• _DO THIS_: Output each entry verbatim and exclude every picture from it.

• _EXERCISE MATERIALS_:
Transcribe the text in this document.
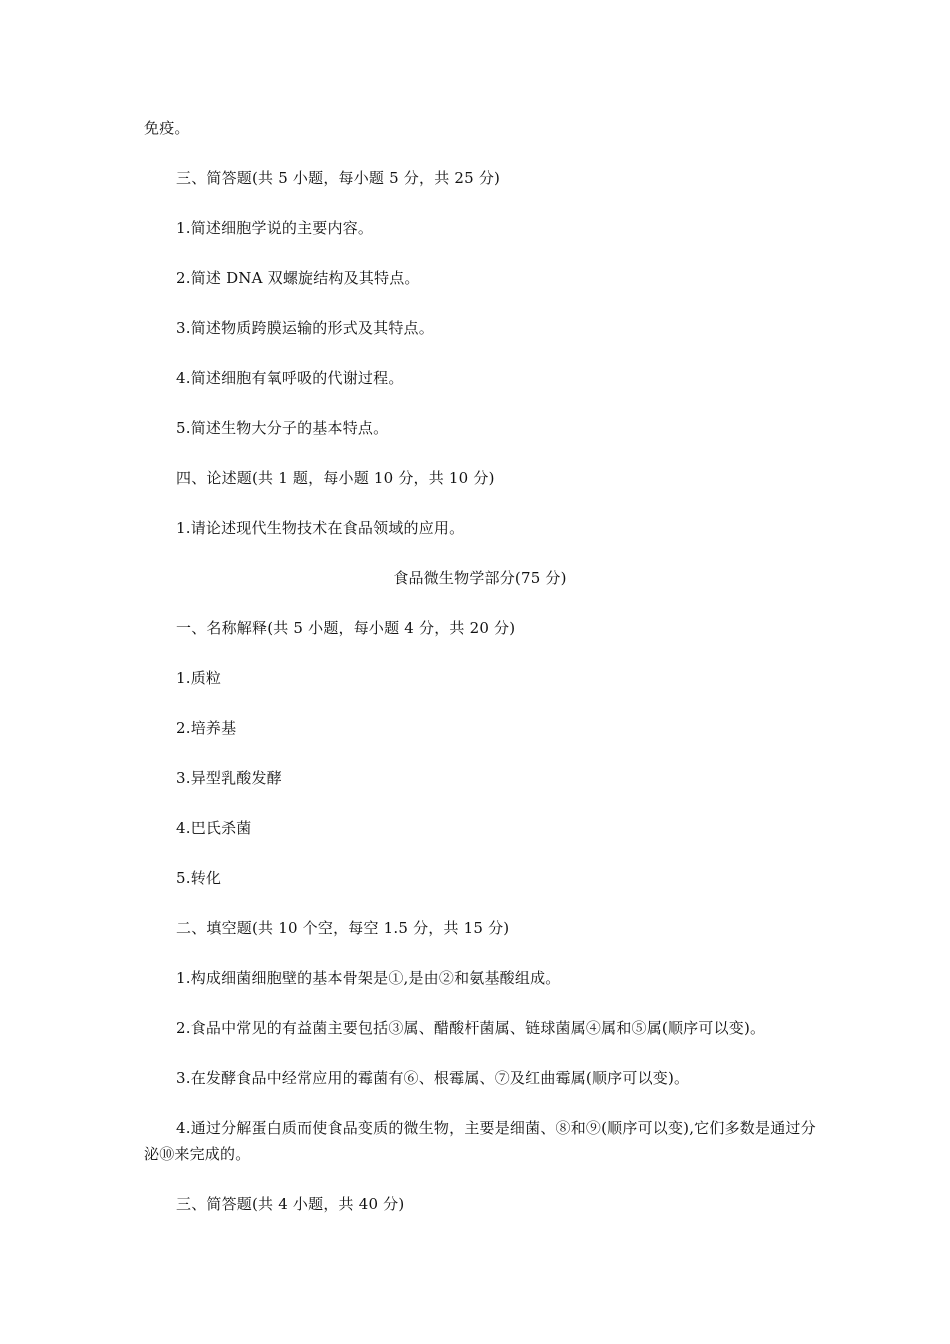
免疫。

三、简答题(共 5 小题，每小题 5 分，共 25 分)

1.简述细胞学说的主要内容。

2.简述 DNA 双螺旋结构及其特点。

3.简述物质跨膜运输的形式及其特点。

4.简述细胞有氧呼吸的代谢过程。

5.简述生物大分子的基本特点。

四、论述题(共 1 题，每小题 10 分，共 10 分)

1.请论述现代生物技术在食品领域的应用。

食品微生物学部分(75 分)

一、名称解释(共 5 小题，每小题 4 分，共 20 分)

1.质粒

2.培养基

3.异型乳酸发酵

4.巴氏杀菌

5.转化

二、填空题(共 10 个空，每空 1.5 分，共 15 分)

1.构成细菌细胞壁的基本骨架是①,是由②和氨基酸组成。

2.食品中常见的有益菌主要包括③属、醋酸杆菌属、链球菌属④属和⑤属(顺序可以变)。

3.在发酵食品中经常应用的霉菌有⑥、根霉属、⑦及红曲霉属(顺序可以变)。

4.通过分解蛋白质而使食品变质的微生物，主要是细菌、⑧和⑨(顺序可以变),它们多数是通过分泌⑩来完成的。

三、简答题(共 4 小题，共 40 分)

• _EXPECTED OUTPUT_:
Transcribe the text in this document.
免疫。

三、简答题(共 5 小题，每小题 5 分，共 25 分)

1.简述细胞学说的主要内容。

2.简述 DNA 双螺旋结构及其特点。

3.简述物质跨膜运输的形式及其特点。

4.简述细胞有氧呼吸的代谢过程。

5.简述生物大分子的基本特点。

四、论述题(共 1 题，每小题 10 分，共 10 分)

1.请论述现代生物技术在食品领域的应用。

食品微生物学部分(75 分)

一、名称解释(共 5 小题，每小题 4 分，共 20 分)

1.质粒

2.培养基

3.异型乳酸发酵

4.巴氏杀菌

5.转化

二、填空题(共 10 个空，每空 1.5 分，共 15 分)

1.构成细菌细胞壁的基本骨架是①,是由②和氨基酸组成。

2.食品中常见的有益菌主要包括③属、醋酸杆菌属、链球菌属④属和⑤属(顺序可以变)。

3.在发酵食品中经常应用的霉菌有⑥、根霉属、⑦及红曲霉属(顺序可以变)。

4.通过分解蛋白质而使食品变质的微生物，主要是细菌、⑧和⑨(顺序可以变),它们多数是通过分泌⑩来完成的。

三、简答题(共 4 小题，共 40 分)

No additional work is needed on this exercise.